Aim of the task: Reproduce all entries verbatim, with nothing added or dropped.
▼
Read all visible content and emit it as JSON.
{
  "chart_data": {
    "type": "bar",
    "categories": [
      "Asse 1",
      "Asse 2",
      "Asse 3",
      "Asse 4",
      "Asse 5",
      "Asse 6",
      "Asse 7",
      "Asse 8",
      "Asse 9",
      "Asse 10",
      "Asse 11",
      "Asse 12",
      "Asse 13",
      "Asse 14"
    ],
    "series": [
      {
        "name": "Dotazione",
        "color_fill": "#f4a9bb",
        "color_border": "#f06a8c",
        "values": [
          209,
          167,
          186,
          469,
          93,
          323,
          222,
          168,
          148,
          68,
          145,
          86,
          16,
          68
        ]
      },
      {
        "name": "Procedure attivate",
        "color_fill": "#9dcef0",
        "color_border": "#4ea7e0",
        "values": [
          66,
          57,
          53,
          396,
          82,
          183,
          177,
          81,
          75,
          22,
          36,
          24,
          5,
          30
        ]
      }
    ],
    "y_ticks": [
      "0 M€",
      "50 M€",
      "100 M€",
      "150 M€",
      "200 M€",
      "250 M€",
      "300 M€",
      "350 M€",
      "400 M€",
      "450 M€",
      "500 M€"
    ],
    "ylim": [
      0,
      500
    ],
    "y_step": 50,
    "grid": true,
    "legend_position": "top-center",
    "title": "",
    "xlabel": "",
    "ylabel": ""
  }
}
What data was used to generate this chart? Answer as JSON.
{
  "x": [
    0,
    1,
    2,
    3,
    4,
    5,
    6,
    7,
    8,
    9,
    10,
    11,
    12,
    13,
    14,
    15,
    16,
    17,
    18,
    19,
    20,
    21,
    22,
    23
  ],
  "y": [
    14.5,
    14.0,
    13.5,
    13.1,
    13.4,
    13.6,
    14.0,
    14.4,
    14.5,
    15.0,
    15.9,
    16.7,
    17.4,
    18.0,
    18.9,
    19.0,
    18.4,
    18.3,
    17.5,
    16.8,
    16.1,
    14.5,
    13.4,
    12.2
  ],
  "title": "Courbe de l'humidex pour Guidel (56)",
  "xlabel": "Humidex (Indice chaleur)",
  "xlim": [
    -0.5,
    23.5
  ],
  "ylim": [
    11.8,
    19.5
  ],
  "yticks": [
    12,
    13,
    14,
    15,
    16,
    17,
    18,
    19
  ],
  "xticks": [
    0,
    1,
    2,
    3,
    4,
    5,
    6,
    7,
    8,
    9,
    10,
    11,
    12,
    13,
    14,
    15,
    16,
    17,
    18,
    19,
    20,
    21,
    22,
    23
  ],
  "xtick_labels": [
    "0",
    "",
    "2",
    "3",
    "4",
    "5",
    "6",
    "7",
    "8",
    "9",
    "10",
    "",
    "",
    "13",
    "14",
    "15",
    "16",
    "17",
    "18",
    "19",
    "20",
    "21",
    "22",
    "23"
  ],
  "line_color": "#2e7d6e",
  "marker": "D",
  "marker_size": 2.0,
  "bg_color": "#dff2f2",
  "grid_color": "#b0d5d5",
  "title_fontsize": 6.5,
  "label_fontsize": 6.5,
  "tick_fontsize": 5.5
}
▲
Task answer:
Read all visible content and emit it as JSON.
{
  "chart_data": {
    "type": "bar",
    "categories": [
      "Asse 1",
      "Asse 2",
      "Asse 3",
      "Asse 4",
      "Asse 5",
      "Asse 6",
      "Asse 7",
      "Asse 8",
      "Asse 9",
      "Asse 10",
      "Asse 11",
      "Asse 12",
      "Asse 13",
      "Asse 14"
    ],
    "series": [
      {
        "name": "Dotazione",
        "color_fill": "#f4a9bb",
        "color_border": "#f06a8c",
        "values": [
          209,
          167,
          186,
          469,
          93,
          323,
          222,
          168,
          148,
          68,
          145,
          86,
          16,
          68
        ]
      },
      {
        "name": "Procedure attivate",
        "color_fill": "#9dcef0",
        "color_border": "#4ea7e0",
        "values": [
          66,
          57,
          53,
          396,
          82,
          183,
          177,
          81,
          75,
          22,
          36,
          24,
          5,
          30
        ]
      }
    ],
    "y_ticks": [
      "0 M€",
      "50 M€",
      "100 M€",
      "150 M€",
      "200 M€",
      "250 M€",
      "300 M€",
      "350 M€",
      "400 M€",
      "450 M€",
      "500 M€"
    ],
    "ylim": [
      0,
      500
    ],
    "y_step": 50,
    "grid": true,
    "legend_position": "top-center",
    "title": "",
    "xlabel": "",
    "ylabel": ""
  }
}
What data was used to generate this chart? Answer as JSON.
{
  "x": [
    0,
    1,
    2,
    3,
    4,
    5,
    6,
    7,
    8,
    9,
    10,
    11,
    12,
    13,
    14,
    15,
    16,
    17,
    18,
    19,
    20,
    21,
    22,
    23
  ],
  "y": [
    14.5,
    14.0,
    13.5,
    13.1,
    13.4,
    13.6,
    14.0,
    14.4,
    14.5,
    15.0,
    15.9,
    16.7,
    17.4,
    18.0,
    18.9,
    19.0,
    18.4,
    18.3,
    17.5,
    16.8,
    16.1,
    14.5,
    13.4,
    12.2
  ],
  "title": "Courbe de l'humidex pour Guidel (56)",
  "xlabel": "Humidex (Indice chaleur)",
  "xlim": [
    -0.5,
    23.5
  ],
  "ylim": [
    11.8,
    19.5
  ],
  "yticks": [
    12,
    13,
    14,
    15,
    16,
    17,
    18,
    19
  ],
  "xticks": [
    0,
    1,
    2,
    3,
    4,
    5,
    6,
    7,
    8,
    9,
    10,
    11,
    12,
    13,
    14,
    15,
    16,
    17,
    18,
    19,
    20,
    21,
    22,
    23
  ],
  "xtick_labels": [
    "0",
    "",
    "2",
    "3",
    "4",
    "5",
    "6",
    "7",
    "8",
    "9",
    "10",
    "",
    "",
    "13",
    "14",
    "15",
    "16",
    "17",
    "18",
    "19",
    "20",
    "21",
    "22",
    "23"
  ],
  "line_color": "#2e7d6e",
  "marker": "D",
  "marker_size": 2.0,
  "bg_color": "#dff2f2",
  "grid_color": "#b0d5d5",
  "title_fontsize": 6.5,
  "label_fontsize": 6.5,
  "tick_fontsize": 5.5
}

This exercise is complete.